┌────────

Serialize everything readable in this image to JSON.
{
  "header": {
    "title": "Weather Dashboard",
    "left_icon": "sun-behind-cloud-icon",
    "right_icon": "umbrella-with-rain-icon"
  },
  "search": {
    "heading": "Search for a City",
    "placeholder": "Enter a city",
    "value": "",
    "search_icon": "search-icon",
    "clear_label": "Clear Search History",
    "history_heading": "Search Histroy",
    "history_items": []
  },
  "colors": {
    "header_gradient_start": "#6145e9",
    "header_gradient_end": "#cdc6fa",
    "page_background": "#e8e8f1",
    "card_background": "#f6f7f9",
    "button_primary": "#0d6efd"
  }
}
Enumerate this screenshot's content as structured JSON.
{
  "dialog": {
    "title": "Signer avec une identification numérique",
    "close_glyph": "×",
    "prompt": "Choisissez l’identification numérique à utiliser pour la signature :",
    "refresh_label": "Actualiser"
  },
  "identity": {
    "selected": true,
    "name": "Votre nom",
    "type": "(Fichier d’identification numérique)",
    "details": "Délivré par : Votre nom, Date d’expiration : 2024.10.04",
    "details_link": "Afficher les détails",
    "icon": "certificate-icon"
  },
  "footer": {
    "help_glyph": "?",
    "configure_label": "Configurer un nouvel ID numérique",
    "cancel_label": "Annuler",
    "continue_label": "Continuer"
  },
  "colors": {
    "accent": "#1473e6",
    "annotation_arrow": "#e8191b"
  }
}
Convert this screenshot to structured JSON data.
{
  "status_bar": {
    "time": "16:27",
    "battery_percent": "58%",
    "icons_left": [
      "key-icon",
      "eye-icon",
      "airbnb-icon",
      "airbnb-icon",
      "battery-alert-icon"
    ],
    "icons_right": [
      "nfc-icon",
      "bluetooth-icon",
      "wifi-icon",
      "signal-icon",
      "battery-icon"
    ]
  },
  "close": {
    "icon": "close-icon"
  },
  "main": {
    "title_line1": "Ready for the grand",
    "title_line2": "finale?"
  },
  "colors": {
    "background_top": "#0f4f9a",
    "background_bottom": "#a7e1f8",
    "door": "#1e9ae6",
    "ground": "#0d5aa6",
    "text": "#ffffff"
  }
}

└────────

**What you have to do**:
Give back exactly the lines beginning at the one with "Convert this screenshot" and ending at the final line of the material; both boundary lines belong in it.

**Result of the task**:
Convert this screenshot to structured JSON data.
{
  "status_bar": {
    "time": "16:27",
    "battery_percent": "58%",
    "icons_left": [
      "key-icon",
      "eye-icon",
      "airbnb-icon",
      "airbnb-icon",
      "battery-alert-icon"
    ],
    "icons_right": [
      "nfc-icon",
      "bluetooth-icon",
      "wifi-icon",
      "signal-icon",
      "battery-icon"
    ]
  },
  "close": {
    "icon": "close-icon"
  },
  "main": {
    "title_line1": "Ready for the grand",
    "title_line2": "finale?"
  },
  "colors": {
    "background_top": "#0f4f9a",
    "background_bottom": "#a7e1f8",
    "door": "#1e9ae6",
    "ground": "#0d5aa6",
    "text": "#ffffff"
  }
}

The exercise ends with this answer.